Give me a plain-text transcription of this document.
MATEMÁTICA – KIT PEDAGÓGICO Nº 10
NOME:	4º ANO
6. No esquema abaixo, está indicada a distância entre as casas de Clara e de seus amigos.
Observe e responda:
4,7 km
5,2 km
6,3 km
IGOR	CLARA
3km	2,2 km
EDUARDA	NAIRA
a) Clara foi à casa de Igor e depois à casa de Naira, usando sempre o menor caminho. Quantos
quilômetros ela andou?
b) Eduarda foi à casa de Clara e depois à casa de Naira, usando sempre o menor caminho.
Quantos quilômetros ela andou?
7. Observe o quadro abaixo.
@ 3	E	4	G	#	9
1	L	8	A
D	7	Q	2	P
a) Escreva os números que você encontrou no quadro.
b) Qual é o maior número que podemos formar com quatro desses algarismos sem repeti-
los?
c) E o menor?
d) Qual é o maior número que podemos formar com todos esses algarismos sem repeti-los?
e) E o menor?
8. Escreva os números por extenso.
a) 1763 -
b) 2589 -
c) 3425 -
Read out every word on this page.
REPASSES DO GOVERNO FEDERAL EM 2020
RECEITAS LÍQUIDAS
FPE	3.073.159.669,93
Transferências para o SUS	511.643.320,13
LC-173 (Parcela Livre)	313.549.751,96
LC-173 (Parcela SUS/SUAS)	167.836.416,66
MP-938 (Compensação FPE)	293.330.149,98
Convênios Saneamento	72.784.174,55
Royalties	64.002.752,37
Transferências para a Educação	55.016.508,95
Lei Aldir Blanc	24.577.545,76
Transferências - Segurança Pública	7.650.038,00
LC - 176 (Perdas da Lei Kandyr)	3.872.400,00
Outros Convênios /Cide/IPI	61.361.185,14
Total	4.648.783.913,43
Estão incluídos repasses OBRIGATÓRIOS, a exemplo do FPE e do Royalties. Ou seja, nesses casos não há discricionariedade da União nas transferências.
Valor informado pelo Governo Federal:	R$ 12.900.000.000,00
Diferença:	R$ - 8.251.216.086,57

┄┄┄┄┄┄┄┄┄┄┄┄┄┄┄┄┄┄┄┄

Task instructions
Exactly as written above, please repeat the entries.

Complete answer
Give me a plain-text transcription of this document.
MATEMÁTICA – KIT PEDAGÓGICO Nº 10
NOME:	4º ANO
6. No esquema abaixo, está indicada a distância entre as casas de Clara e de seus amigos.
Observe e responda:
4,7 km
5,2 km
6,3 km
IGOR	CLARA
3km	2,2 km
EDUARDA	NAIRA
a) Clara foi à casa de Igor e depois à casa de Naira, usando sempre o menor caminho. Quantos
quilômetros ela andou?
b) Eduarda foi à casa de Clara e depois à casa de Naira, usando sempre o menor caminho.
Quantos quilômetros ela andou?
7. Observe o quadro abaixo.
@ 3	E	4	G	#	9
1	L	8	A
D	7	Q	2	P
a) Escreva os números que você encontrou no quadro.
b) Qual é o maior número que podemos formar com quatro desses algarismos sem repeti-
los?
c) E o menor?
d) Qual é o maior número que podemos formar com todos esses algarismos sem repeti-los?
e) E o menor?
8. Escreva os números por extenso.
a) 1763 -
b) 2589 -
c) 3425 -
Read out every word on this page.
REPASSES DO GOVERNO FEDERAL EM 2020
RECEITAS LÍQUIDAS
FPE	3.073.159.669,93
Transferências para o SUS	511.643.320,13
LC-173 (Parcela Livre)	313.549.751,96
LC-173 (Parcela SUS/SUAS)	167.836.416,66
MP-938 (Compensação FPE)	293.330.149,98
Convênios Saneamento	72.784.174,55
Royalties	64.002.752,37
Transferências para a Educação	55.016.508,95
Lei Aldir Blanc	24.577.545,76
Transferências - Segurança Pública	7.650.038,00
LC - 176 (Perdas da Lei Kandyr)	3.872.400,00
Outros Convênios /Cide/IPI	61.361.185,14
Total	4.648.783.913,43
Estão incluídos repasses OBRIGATÓRIOS, a exemplo do FPE e do Royalties. Ou seja, nesses casos não há discricionariedade da União nas transferências.
Valor informado pelo Governo Federal:	R$ 12.900.000.000,00
Diferença:	R$ - 8.251.216.086,57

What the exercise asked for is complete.